■ **Data extract**
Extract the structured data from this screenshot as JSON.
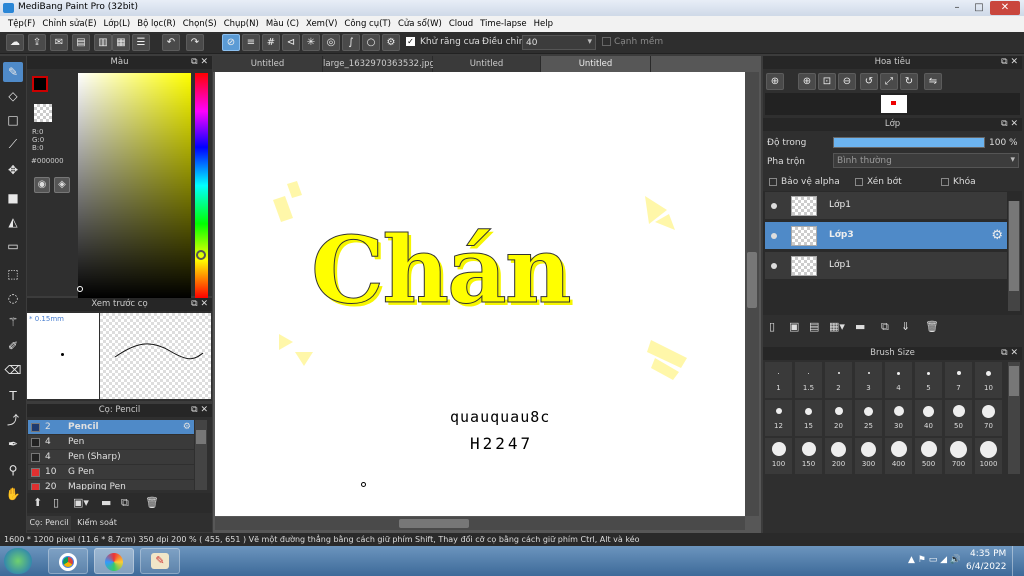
{
  "window": {
    "title": "MediBang Paint Pro (32bit)"
  },
  "menu": [
    "Tệp(F)",
    "Chỉnh sửa(E)",
    "Lớp(L)",
    "Bộ lọc(R)",
    "Chọn(S)",
    "Chụp(N)",
    "Màu (C)",
    "Xem(V)",
    "Công cụ(T)",
    "Cửa sổ(W)",
    "Cloud",
    "Time-lapse",
    "Help"
  ],
  "toolbar": {
    "antialias_label": "Khử răng cưa",
    "adjust_label": "Điều chỉnh",
    "adjust_value": "40",
    "edge_label": "Cạnh mềm"
  },
  "color_panel": {
    "title": "Màu",
    "r": "R:0",
    "g": "G:0",
    "b": "B:0",
    "hex": "#000000"
  },
  "preview_panel": {
    "title": "Xem trước cọ",
    "size": "0.15mm"
  },
  "brush_panel": {
    "title": "Cọ: Pencil",
    "items": [
      {
        "size": "2",
        "name": "Pencil",
        "color": "#1e3a6e"
      },
      {
        "size": "4",
        "name": "Pen",
        "color": "#222222"
      },
      {
        "size": "4",
        "name": "Pen (Sharp)",
        "color": "#222222"
      },
      {
        "size": "10",
        "name": "G Pen",
        "color": "#e03030"
      },
      {
        "size": "20",
        "name": "Mapping Pen",
        "color": "#e03030"
      }
    ],
    "tabs": [
      "Cọ: Pencil",
      "Kiểm soát cọ"
    ]
  },
  "canvas_tabs": [
    "Untitled",
    "large_1632970363532.jpg",
    "Untitled",
    "Untitled"
  ],
  "canvas_art": {
    "word": "Chán",
    "line1": "quauquau8c",
    "line2": "H2247"
  },
  "navigator": {
    "title": "Hoa tiêu"
  },
  "layer_panel": {
    "title": "Lớp",
    "opacity_label": "Độ trong",
    "opacity_value": "100 %",
    "opacity": 1.0,
    "blend_label": "Pha trộn",
    "blend_value": "Bình thường",
    "protect_alpha": "Bảo vệ alpha",
    "clipping": "Xén bớt",
    "lock": "Khóa",
    "layers": [
      {
        "name": "Lớp1",
        "selected": false
      },
      {
        "name": "Lớp3",
        "selected": true
      },
      {
        "name": "Lớp1",
        "selected": false
      }
    ]
  },
  "brush_size_panel": {
    "title": "Brush Size",
    "sizes": [
      "1",
      "1.5",
      "2",
      "3",
      "4",
      "5",
      "7",
      "10",
      "12",
      "15",
      "20",
      "25",
      "30",
      "40",
      "50",
      "70",
      "100",
      "150",
      "200",
      "300",
      "400",
      "500",
      "700",
      "1000"
    ]
  },
  "status": {
    "text": "1600 * 1200 pixel   (11.6 * 8.7cm)   350 dpi   200 %   ( 455, 651 )   Vẽ một đường thẳng bằng cách giữ phím Shift, Thay đổi cỡ cọ bằng cách giữ phím Ctrl, Alt và kéo"
  },
  "taskbar": {
    "time": "4:35 PM",
    "date": "6/4/2022"
  },
  "colors": {
    "accent": "#4f8ac8",
    "yellow": "#ffff00"
  }
}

■ **Your goal**
From start to finish, output the listing exactly, but omit its pictures.

■ **Solution for this problem**
Extract the structured data from this screenshot as JSON.
{
  "window": {
    "title": "MediBang Paint Pro (32bit)"
  },
  "menu": [
    "Tệp(F)",
    "Chỉnh sửa(E)",
    "Lớp(L)",
    "Bộ lọc(R)",
    "Chọn(S)",
    "Chụp(N)",
    "Màu (C)",
    "Xem(V)",
    "Công cụ(T)",
    "Cửa sổ(W)",
    "Cloud",
    "Time-lapse",
    "Help"
  ],
  "toolbar": {
    "antialias_label": "Khử răng cưa",
    "adjust_label": "Điều chỉnh",
    "adjust_value": "40",
    "edge_label": "Cạnh mềm"
  },
  "color_panel": {
    "title": "Màu",
    "r": "R:0",
    "g": "G:0",
    "b": "B:0",
    "hex": "#000000"
  },
  "preview_panel": {
    "title": "Xem trước cọ",
    "size": "0.15mm"
  },
  "brush_panel": {
    "title": "Cọ: Pencil",
    "items": [
      {
        "size": "2",
        "name": "Pencil",
        "color": "#1e3a6e"
      },
      {
        "size": "4",
        "name": "Pen",
        "color": "#222222"
      },
      {
        "size": "4",
        "name": "Pen (Sharp)",
        "color": "#222222"
      },
      {
        "size": "10",
        "name": "G Pen",
        "color": "#e03030"
      },
      {
        "size": "20",
        "name": "Mapping Pen",
        "color": "#e03030"
      }
    ],
    "tabs": [
      "Cọ: Pencil",
      "Kiểm soát cọ"
    ]
  },
  "canvas_tabs": [
    "Untitled",
    "large_1632970363532.jpg",
    "Untitled",
    "Untitled"
  ],
  "canvas_art": {
    "word": "Chán",
    "line1": "quauquau8c",
    "line2": "H2247"
  },
  "navigator": {
    "title": "Hoa tiêu"
  },
  "layer_panel": {
    "title": "Lớp",
    "opacity_label": "Độ trong",
    "opacity_value": "100 %",
    "opacity": 1.0,
    "blend_label": "Pha trộn",
    "blend_value": "Bình thường",
    "protect_alpha": "Bảo vệ alpha",
    "clipping": "Xén bớt",
    "lock": "Khóa",
    "layers": [
      {
        "name": "Lớp1",
        "selected": false
      },
      {
        "name": "Lớp3",
        "selected": true
      },
      {
        "name": "Lớp1",
        "selected": false
      }
    ]
  },
  "brush_size_panel": {
    "title": "Brush Size",
    "sizes": [
      "1",
      "1.5",
      "2",
      "3",
      "4",
      "5",
      "7",
      "10",
      "12",
      "15",
      "20",
      "25",
      "30",
      "40",
      "50",
      "70",
      "100",
      "150",
      "200",
      "300",
      "400",
      "500",
      "700",
      "1000"
    ]
  },
  "status": {
    "text": "1600 * 1200 pixel   (11.6 * 8.7cm)   350 dpi   200 %   ( 455, 651 )   Vẽ một đường thẳng bằng cách giữ phím Shift, Thay đổi cỡ cọ bằng cách giữ phím Ctrl, Alt và kéo"
  },
  "taskbar": {
    "time": "4:35 PM",
    "date": "6/4/2022"
  },
  "colors": {
    "accent": "#4f8ac8",
    "yellow": "#ffff00"
  }
}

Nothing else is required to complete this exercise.